> [Given problem] Whenever a line contains the string "ylabel", copy it out of the entries.

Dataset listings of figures

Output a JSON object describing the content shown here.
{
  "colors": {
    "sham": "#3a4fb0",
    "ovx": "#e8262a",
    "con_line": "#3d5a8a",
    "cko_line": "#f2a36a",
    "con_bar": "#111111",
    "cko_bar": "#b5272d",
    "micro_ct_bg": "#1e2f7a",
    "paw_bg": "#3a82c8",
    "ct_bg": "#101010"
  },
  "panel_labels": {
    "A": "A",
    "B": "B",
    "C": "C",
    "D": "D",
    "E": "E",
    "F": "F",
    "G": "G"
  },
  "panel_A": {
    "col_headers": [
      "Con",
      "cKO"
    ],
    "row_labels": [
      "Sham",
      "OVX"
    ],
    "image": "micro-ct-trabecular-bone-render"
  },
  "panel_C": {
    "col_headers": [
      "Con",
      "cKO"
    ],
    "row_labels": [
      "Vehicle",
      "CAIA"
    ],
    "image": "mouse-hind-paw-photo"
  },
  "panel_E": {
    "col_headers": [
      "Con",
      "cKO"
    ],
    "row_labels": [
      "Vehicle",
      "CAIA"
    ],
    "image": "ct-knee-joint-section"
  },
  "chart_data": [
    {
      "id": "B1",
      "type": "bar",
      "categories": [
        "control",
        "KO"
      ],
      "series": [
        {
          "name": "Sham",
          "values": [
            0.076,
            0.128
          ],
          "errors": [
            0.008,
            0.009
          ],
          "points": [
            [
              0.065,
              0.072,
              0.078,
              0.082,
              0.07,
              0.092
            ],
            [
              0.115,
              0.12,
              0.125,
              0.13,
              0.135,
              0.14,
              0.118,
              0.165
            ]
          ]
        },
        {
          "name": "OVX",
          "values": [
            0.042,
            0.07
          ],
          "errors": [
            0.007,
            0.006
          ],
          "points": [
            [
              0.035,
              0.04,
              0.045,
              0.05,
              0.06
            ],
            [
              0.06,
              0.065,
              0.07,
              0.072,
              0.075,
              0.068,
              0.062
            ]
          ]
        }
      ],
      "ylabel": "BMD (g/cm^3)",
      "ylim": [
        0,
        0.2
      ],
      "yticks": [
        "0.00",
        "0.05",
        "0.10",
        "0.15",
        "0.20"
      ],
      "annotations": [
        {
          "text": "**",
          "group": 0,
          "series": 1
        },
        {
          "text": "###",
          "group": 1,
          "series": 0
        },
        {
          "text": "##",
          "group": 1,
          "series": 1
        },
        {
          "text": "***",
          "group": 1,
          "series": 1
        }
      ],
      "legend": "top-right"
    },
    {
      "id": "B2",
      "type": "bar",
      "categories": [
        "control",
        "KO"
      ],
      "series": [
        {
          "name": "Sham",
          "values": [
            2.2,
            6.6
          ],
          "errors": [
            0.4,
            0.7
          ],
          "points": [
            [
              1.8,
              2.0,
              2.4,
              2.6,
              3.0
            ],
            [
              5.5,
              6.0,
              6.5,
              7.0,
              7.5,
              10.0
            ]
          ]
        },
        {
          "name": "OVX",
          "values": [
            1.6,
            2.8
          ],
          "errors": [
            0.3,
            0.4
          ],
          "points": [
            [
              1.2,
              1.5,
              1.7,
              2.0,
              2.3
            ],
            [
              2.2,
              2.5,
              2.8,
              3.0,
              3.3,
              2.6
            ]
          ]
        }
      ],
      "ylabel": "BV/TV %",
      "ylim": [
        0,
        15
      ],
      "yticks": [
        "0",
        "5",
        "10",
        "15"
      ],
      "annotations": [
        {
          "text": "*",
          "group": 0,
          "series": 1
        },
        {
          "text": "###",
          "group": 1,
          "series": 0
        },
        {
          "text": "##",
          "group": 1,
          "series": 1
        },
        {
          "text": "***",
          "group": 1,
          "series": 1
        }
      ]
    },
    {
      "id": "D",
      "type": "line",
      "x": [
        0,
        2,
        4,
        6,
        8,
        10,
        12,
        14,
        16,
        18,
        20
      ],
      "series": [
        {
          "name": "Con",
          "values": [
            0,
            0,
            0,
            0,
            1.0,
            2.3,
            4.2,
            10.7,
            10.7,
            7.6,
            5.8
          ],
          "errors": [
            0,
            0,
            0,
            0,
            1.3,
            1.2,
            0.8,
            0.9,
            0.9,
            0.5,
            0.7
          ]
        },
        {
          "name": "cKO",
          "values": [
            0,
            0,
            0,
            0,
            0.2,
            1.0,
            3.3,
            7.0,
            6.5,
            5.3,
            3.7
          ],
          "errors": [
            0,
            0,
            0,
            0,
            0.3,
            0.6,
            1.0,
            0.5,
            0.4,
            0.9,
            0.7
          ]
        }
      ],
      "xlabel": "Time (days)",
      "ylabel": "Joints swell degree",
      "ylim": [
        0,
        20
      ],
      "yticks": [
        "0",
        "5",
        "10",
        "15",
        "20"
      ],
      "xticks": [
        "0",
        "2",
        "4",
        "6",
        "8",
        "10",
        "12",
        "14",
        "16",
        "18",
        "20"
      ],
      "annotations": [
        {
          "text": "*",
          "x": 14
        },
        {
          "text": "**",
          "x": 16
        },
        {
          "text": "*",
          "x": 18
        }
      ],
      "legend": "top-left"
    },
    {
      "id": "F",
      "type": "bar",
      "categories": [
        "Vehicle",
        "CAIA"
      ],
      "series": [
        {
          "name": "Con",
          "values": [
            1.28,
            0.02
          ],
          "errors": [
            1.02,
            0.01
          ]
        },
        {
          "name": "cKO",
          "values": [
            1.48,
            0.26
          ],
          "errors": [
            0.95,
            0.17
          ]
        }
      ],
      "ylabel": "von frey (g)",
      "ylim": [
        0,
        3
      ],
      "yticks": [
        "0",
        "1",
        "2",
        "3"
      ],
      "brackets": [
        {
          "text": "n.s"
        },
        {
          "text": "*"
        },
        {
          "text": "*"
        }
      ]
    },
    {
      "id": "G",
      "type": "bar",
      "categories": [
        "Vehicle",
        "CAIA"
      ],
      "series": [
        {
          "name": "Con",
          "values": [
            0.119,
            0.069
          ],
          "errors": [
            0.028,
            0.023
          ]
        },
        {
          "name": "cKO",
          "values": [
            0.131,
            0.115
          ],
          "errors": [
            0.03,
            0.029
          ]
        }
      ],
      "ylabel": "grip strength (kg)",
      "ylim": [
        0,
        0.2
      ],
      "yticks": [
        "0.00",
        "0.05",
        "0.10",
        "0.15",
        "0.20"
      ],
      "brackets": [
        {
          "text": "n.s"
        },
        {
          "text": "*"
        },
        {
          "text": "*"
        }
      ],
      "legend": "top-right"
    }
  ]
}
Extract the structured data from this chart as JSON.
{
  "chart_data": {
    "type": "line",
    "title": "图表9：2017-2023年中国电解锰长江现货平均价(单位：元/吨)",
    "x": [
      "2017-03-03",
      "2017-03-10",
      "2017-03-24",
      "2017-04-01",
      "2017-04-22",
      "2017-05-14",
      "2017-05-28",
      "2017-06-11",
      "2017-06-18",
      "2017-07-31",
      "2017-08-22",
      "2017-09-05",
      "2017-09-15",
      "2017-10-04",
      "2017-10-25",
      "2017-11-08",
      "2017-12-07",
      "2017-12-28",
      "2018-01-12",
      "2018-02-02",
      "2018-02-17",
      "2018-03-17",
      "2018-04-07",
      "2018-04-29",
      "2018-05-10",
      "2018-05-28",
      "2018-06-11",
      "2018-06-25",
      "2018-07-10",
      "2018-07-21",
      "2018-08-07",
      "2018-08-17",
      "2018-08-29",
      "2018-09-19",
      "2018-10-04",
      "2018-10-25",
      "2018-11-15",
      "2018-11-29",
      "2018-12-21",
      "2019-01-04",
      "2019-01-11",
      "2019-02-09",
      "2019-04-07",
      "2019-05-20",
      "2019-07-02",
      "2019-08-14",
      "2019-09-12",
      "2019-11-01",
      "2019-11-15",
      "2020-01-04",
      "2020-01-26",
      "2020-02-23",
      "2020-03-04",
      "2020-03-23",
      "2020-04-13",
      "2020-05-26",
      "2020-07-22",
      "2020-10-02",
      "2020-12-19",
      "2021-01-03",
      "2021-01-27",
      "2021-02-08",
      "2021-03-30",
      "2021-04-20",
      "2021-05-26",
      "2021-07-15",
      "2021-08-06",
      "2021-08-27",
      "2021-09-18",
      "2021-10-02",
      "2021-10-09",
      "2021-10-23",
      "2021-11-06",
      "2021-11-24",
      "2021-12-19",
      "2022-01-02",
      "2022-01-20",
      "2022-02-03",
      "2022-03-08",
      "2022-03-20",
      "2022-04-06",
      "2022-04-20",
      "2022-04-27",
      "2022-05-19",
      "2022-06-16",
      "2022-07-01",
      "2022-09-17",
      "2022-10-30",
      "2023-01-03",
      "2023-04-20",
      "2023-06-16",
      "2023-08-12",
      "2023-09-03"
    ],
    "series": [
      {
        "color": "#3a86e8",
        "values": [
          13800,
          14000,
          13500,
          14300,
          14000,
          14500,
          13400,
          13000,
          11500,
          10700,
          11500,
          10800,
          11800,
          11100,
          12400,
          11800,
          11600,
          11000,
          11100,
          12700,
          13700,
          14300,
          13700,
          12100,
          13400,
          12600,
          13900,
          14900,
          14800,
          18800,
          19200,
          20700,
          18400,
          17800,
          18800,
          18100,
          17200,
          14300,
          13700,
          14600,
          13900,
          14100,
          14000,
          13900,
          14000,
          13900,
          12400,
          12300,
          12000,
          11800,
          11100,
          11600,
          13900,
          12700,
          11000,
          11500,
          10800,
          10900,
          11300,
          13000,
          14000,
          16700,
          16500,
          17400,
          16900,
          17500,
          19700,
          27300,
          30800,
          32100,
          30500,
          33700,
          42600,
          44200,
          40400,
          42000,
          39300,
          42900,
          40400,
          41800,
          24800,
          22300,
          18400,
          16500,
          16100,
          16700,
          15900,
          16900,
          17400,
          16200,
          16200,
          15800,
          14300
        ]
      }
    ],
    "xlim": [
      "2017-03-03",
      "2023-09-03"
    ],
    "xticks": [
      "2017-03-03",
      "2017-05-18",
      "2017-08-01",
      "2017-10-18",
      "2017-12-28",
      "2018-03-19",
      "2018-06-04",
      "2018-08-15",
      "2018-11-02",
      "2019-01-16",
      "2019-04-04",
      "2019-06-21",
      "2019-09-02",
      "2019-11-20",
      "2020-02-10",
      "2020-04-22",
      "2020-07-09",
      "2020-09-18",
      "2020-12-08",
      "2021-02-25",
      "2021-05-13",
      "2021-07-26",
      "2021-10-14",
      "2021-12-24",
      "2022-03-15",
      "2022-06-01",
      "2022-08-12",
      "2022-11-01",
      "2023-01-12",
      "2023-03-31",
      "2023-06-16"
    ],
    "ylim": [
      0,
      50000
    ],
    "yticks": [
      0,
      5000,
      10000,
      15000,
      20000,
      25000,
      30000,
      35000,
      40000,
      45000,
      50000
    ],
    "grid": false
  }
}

> [Worked solution]
      "ylabel": "BMD (g/cm^3)",
      "ylabel": "BV/TV %",
      "ylabel": "Joints swell degree",
      "ylabel": "von frey (g)",
      "ylabel": "grip strength (kg)",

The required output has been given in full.